• Selected text:
§
Scott Michael Barnes (born September 5, 1987), is an American former professional baseball pitcher. He has played in Major League Baseball (MLB) for the Cleveland Indians.

Amateur career
Barnes attended Cathedral High School in Springfield, Massachusetts, and St. John's University in New York City before being drafted by the San Francisco Giants.

In 2007 while at St. John's, Barnes was named to the first team all-Big East Conference team. After the 2007 season, he played collegiate summer baseball with the Harwich Mariners of the Cape Cod Baseball League.

Professional career

Cleveland Indians
In July 2009, the Giants traded Barnes to the Cleveland Indians for Ryan Garko.

In 2009, Barnes helped the Akron Aeros win the 2009 Eastern League Championship Series.

The Indians purchased Barnes' contract on November 18, 2011. Barnes was recalled by the Indians on May 30, 2012; he made his major-league debut that evening.

Baltimore Orioles
On November 26, 2014, Barnes was traded to the Baltimore Orioles for cash considerations.
§
• Records:
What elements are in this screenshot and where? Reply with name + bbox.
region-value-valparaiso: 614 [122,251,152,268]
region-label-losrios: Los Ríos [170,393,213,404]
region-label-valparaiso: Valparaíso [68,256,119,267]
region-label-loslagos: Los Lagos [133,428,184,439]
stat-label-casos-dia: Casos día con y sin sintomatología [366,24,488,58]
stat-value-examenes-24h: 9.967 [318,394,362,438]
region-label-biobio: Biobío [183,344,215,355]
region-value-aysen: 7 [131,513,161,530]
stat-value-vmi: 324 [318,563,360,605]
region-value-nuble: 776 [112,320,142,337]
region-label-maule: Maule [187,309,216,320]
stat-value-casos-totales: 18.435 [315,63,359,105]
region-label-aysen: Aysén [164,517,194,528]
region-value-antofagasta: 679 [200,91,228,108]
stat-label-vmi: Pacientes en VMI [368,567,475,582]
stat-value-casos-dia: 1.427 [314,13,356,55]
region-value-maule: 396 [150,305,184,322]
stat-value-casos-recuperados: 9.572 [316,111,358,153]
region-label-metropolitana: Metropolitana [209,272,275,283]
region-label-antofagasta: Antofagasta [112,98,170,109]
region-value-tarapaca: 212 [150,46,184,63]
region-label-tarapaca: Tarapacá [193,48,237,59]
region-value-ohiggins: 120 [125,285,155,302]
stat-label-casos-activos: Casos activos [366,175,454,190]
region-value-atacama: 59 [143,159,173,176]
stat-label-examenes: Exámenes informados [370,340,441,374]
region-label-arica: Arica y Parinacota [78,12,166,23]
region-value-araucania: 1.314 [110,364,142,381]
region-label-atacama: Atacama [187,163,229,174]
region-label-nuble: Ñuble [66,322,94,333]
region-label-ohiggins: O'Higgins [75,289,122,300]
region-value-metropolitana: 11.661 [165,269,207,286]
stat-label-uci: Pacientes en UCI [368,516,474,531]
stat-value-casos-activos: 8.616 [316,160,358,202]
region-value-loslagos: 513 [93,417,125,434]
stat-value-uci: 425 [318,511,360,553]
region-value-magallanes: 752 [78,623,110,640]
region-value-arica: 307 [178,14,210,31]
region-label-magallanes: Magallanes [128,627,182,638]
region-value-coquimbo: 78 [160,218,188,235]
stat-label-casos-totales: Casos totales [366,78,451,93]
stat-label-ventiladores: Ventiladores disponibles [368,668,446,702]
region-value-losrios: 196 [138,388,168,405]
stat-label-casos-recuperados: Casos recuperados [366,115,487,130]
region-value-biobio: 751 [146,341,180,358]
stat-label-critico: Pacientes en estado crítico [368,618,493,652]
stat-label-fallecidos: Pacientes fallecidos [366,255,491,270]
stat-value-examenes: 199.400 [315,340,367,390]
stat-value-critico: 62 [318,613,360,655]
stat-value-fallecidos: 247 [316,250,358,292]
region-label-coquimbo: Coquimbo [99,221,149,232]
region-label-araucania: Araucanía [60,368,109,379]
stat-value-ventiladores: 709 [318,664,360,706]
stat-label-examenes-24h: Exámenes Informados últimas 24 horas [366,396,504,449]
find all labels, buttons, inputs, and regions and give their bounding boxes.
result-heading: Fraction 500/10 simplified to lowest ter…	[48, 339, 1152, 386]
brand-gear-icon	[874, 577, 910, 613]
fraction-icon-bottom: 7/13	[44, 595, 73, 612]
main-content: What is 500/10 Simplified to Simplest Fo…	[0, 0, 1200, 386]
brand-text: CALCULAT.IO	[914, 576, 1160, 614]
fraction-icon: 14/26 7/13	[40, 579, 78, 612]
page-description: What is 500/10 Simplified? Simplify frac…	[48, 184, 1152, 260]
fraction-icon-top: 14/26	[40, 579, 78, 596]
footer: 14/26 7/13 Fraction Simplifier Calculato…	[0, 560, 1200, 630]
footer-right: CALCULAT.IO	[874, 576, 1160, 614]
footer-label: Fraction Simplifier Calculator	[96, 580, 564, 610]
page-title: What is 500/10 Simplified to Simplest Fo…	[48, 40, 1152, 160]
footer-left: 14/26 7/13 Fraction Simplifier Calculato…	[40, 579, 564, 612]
§
• Given request: Return the passage of the baseball pitcher text between "In 2007 while" and "Cod Baseball League.", inclusive, copied word for word. The records play no part in what comes next and can be left alone.

• Final result:
In 2007 while at St. John's, Barnes was named to the first team all-Big East Conference team. After the 2007 season, he played collegiate summer baseball with the Harwich Mariners of the Cape Cod Baseball League.